# [WHAT YOU HAVE TO DO]
Reproduce every line of the listing below verbatim.

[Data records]
***
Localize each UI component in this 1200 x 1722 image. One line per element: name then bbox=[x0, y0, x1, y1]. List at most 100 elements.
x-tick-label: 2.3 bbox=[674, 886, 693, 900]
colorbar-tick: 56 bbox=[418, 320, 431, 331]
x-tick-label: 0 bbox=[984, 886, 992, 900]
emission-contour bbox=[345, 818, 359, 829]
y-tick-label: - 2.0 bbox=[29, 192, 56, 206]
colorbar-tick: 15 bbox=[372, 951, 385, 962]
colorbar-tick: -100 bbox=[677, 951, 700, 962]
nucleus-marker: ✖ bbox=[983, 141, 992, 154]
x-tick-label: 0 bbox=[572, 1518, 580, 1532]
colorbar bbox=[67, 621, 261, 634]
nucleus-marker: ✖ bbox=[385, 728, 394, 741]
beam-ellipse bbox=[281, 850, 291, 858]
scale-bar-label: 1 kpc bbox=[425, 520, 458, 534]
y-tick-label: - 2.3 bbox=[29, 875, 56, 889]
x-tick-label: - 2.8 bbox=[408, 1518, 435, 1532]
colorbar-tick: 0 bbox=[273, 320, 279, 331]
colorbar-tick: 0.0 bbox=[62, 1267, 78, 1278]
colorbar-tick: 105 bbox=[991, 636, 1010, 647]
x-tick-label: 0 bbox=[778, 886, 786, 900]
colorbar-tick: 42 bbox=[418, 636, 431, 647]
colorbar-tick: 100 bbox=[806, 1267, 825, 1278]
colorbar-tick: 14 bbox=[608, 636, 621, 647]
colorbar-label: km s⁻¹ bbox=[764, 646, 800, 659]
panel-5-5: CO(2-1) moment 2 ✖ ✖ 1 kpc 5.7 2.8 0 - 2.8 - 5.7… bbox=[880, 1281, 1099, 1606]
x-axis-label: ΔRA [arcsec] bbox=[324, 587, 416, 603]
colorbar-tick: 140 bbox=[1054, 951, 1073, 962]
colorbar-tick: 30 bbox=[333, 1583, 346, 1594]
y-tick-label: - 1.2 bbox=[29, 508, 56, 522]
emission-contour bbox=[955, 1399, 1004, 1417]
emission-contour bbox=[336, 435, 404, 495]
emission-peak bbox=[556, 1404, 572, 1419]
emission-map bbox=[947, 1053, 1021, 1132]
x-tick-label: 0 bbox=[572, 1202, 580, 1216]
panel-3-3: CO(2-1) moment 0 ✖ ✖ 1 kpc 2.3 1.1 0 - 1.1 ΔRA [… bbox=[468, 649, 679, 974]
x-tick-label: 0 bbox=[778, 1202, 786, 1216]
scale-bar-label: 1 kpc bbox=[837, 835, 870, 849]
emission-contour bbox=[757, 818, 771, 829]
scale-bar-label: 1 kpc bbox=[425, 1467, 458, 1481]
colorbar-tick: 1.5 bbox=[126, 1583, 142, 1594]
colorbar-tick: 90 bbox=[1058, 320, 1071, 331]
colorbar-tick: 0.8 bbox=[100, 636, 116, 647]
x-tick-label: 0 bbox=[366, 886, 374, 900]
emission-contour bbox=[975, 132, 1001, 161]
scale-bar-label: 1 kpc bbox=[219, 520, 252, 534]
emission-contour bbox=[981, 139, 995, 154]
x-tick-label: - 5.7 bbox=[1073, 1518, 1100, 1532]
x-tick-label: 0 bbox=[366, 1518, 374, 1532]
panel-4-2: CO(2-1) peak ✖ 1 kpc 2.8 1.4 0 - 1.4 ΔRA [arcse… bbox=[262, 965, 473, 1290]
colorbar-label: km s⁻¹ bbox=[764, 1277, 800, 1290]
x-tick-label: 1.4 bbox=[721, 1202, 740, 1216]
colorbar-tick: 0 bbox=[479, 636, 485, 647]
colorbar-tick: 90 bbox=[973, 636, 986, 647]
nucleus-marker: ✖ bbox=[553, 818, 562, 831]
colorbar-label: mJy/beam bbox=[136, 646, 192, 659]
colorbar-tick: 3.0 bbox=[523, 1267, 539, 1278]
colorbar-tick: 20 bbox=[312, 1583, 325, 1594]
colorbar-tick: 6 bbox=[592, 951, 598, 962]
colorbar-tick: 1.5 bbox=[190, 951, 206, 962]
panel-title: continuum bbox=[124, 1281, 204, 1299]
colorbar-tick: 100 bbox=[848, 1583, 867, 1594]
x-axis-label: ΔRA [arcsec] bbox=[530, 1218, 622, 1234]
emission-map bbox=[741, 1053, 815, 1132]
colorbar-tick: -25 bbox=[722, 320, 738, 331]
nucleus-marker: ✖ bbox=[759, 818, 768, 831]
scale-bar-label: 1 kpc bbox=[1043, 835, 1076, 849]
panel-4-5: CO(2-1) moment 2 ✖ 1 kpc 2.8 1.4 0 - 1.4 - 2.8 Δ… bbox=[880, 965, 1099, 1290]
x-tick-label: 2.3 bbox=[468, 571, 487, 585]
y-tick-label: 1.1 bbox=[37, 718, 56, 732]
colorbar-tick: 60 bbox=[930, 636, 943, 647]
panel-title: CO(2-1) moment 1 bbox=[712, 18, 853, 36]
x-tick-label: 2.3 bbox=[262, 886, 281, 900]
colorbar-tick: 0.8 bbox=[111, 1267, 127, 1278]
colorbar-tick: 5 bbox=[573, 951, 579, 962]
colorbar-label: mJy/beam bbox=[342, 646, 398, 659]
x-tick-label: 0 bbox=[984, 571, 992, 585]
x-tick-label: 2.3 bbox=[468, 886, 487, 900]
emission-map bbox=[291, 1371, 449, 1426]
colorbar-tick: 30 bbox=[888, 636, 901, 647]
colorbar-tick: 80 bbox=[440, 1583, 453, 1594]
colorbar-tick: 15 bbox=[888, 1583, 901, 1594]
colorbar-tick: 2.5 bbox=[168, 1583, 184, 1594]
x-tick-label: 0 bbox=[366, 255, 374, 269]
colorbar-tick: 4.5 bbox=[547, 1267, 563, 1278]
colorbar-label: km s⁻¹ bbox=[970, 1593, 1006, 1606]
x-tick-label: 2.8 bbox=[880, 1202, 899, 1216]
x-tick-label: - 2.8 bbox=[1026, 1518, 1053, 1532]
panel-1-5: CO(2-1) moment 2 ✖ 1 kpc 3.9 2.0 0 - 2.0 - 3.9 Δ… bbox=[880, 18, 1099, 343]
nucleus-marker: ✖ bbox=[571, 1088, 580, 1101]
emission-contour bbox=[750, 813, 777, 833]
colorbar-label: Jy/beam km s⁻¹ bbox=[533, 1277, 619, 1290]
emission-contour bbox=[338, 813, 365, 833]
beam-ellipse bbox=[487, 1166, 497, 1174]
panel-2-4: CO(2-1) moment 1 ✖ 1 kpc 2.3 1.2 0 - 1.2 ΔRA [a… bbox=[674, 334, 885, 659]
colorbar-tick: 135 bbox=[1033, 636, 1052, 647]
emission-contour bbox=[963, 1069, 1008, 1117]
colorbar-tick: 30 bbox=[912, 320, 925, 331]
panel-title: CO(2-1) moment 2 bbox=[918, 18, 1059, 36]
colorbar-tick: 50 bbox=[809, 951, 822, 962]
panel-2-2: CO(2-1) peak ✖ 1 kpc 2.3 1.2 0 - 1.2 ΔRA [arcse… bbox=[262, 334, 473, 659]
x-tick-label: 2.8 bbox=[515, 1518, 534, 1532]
***
# [EXERCISE ANSWER]
Localize each UI component in this 1200 x 1722 image. One line per element: name then bbox=[x0, y0, x1, y1]. List at most 100 elements.
x-tick-label: 2.3 bbox=[674, 886, 693, 900]
colorbar-tick: 56 bbox=[418, 320, 431, 331]
x-tick-label: 0 bbox=[984, 886, 992, 900]
emission-contour bbox=[345, 818, 359, 829]
y-tick-label: - 2.0 bbox=[29, 192, 56, 206]
colorbar-tick: 15 bbox=[372, 951, 385, 962]
colorbar-tick: -100 bbox=[677, 951, 700, 962]
nucleus-marker: ✖ bbox=[983, 141, 992, 154]
x-tick-label: 0 bbox=[572, 1518, 580, 1532]
colorbar bbox=[67, 621, 261, 634]
nucleus-marker: ✖ bbox=[385, 728, 394, 741]
beam-ellipse bbox=[281, 850, 291, 858]
scale-bar-label: 1 kpc bbox=[425, 520, 458, 534]
y-tick-label: - 2.3 bbox=[29, 875, 56, 889]
x-tick-label: - 2.8 bbox=[408, 1518, 435, 1532]
colorbar-tick: 0 bbox=[273, 320, 279, 331]
colorbar-tick: 0.0 bbox=[62, 1267, 78, 1278]
colorbar-tick: 105 bbox=[991, 636, 1010, 647]
x-tick-label: 0 bbox=[778, 886, 786, 900]
colorbar-tick: 42 bbox=[418, 636, 431, 647]
colorbar-tick: 100 bbox=[806, 1267, 825, 1278]
colorbar-tick: 14 bbox=[608, 636, 621, 647]
colorbar-label: km s⁻¹ bbox=[764, 646, 800, 659]
panel-5-5: CO(2-1) moment 2 ✖ ✖ 1 kpc 5.7 2.8 0 - 2.8 - 5.7… bbox=[880, 1281, 1099, 1606]
x-axis-label: ΔRA [arcsec] bbox=[324, 587, 416, 603]
colorbar-tick: 140 bbox=[1054, 951, 1073, 962]
colorbar-tick: 30 bbox=[333, 1583, 346, 1594]
y-tick-label: - 1.2 bbox=[29, 508, 56, 522]
emission-contour bbox=[955, 1399, 1004, 1417]
emission-contour bbox=[336, 435, 404, 495]
emission-peak bbox=[556, 1404, 572, 1419]
emission-map bbox=[947, 1053, 1021, 1132]
x-tick-label: 0 bbox=[572, 1202, 580, 1216]
panel-3-3: CO(2-1) moment 0 ✖ ✖ 1 kpc 2.3 1.1 0 - 1.1 ΔRA [… bbox=[468, 649, 679, 974]
x-tick-label: 0 bbox=[778, 1202, 786, 1216]
scale-bar-label: 1 kpc bbox=[837, 835, 870, 849]
emission-contour bbox=[757, 818, 771, 829]
scale-bar-label: 1 kpc bbox=[425, 1467, 458, 1481]
colorbar-tick: 1.5 bbox=[126, 1583, 142, 1594]
colorbar-tick: 90 bbox=[1058, 320, 1071, 331]
colorbar-tick: 0.8 bbox=[100, 636, 116, 647]
x-tick-label: 0 bbox=[366, 886, 374, 900]
emission-contour bbox=[975, 132, 1001, 161]
scale-bar-label: 1 kpc bbox=[219, 520, 252, 534]
emission-contour bbox=[981, 139, 995, 154]
x-tick-label: - 5.7 bbox=[1073, 1518, 1100, 1532]
x-tick-label: 0 bbox=[366, 1518, 374, 1532]
panel-4-2: CO(2-1) peak ✖ 1 kpc 2.8 1.4 0 - 1.4 ΔRA [arcse… bbox=[262, 965, 473, 1290]
colorbar-label: km s⁻¹ bbox=[764, 1277, 800, 1290]
x-tick-label: 1.4 bbox=[721, 1202, 740, 1216]
colorbar-tick: 0 bbox=[479, 636, 485, 647]
colorbar-tick: 90 bbox=[973, 636, 986, 647]
nucleus-marker: ✖ bbox=[553, 818, 562, 831]
colorbar-label: mJy/beam bbox=[136, 646, 192, 659]
colorbar-tick: 3.0 bbox=[523, 1267, 539, 1278]
colorbar-tick: 20 bbox=[312, 1583, 325, 1594]
colorbar-tick: 6 bbox=[592, 951, 598, 962]
colorbar-tick: 1.5 bbox=[190, 951, 206, 962]
panel-title: continuum bbox=[124, 1281, 204, 1299]
colorbar-tick: 100 bbox=[848, 1583, 867, 1594]
x-axis-label: ΔRA [arcsec] bbox=[530, 1218, 622, 1234]
emission-map bbox=[741, 1053, 815, 1132]
colorbar-tick: -25 bbox=[722, 320, 738, 331]
nucleus-marker: ✖ bbox=[759, 818, 768, 831]
scale-bar-label: 1 kpc bbox=[1043, 835, 1076, 849]
panel-4-5: CO(2-1) moment 2 ✖ 1 kpc 2.8 1.4 0 - 1.4 - 2.8 Δ… bbox=[880, 965, 1099, 1290]
x-tick-label: 2.3 bbox=[468, 571, 487, 585]
y-tick-label: 1.1 bbox=[37, 718, 56, 732]
colorbar-tick: 60 bbox=[930, 636, 943, 647]
panel-title: CO(2-1) moment 1 bbox=[712, 18, 853, 36]
x-tick-label: 2.3 bbox=[262, 886, 281, 900]
colorbar-tick: 0.8 bbox=[111, 1267, 127, 1278]
colorbar-tick: 5 bbox=[573, 951, 579, 962]
colorbar-label: mJy/beam bbox=[342, 646, 398, 659]
x-tick-label: 0 bbox=[984, 571, 992, 585]
x-tick-label: 2.3 bbox=[468, 886, 487, 900]
emission-map bbox=[291, 1371, 449, 1426]
colorbar-tick: 30 bbox=[888, 636, 901, 647]
colorbar-tick: 80 bbox=[440, 1583, 453, 1594]
colorbar-tick: 15 bbox=[888, 1583, 901, 1594]
colorbar-tick: 2.5 bbox=[168, 1583, 184, 1594]
x-tick-label: 0 bbox=[366, 255, 374, 269]
colorbar-tick: 4.5 bbox=[547, 1267, 563, 1278]
colorbar-label: km s⁻¹ bbox=[970, 1593, 1006, 1606]
x-tick-label: 2.8 bbox=[880, 1202, 899, 1216]
x-tick-label: - 2.8 bbox=[1026, 1518, 1053, 1532]
panel-1-5: CO(2-1) moment 2 ✖ 1 kpc 3.9 2.0 0 - 2.0 - 3.9 Δ… bbox=[880, 18, 1099, 343]
nucleus-marker: ✖ bbox=[571, 1088, 580, 1101]
emission-contour bbox=[750, 813, 777, 833]
colorbar-label: Jy/beam km s⁻¹ bbox=[533, 1277, 619, 1290]
emission-contour bbox=[338, 813, 365, 833]
beam-ellipse bbox=[487, 1166, 497, 1174]
panel-2-4: CO(2-1) moment 1 ✖ 1 kpc 2.3 1.2 0 - 1.2 ΔRA [a… bbox=[674, 334, 885, 659]
colorbar-tick: 135 bbox=[1033, 636, 1052, 647]
emission-contour bbox=[963, 1069, 1008, 1117]
colorbar-tick: 30 bbox=[912, 320, 925, 331]
panel-title: CO(2-1) moment 2 bbox=[918, 18, 1059, 36]
colorbar-tick: 50 bbox=[809, 951, 822, 962]
panel-2-2: CO(2-1) peak ✖ 1 kpc 2.3 1.2 0 - 1.2 ΔRA [arcse… bbox=[262, 334, 473, 659]
x-tick-label: 2.8 bbox=[515, 1518, 534, 1532]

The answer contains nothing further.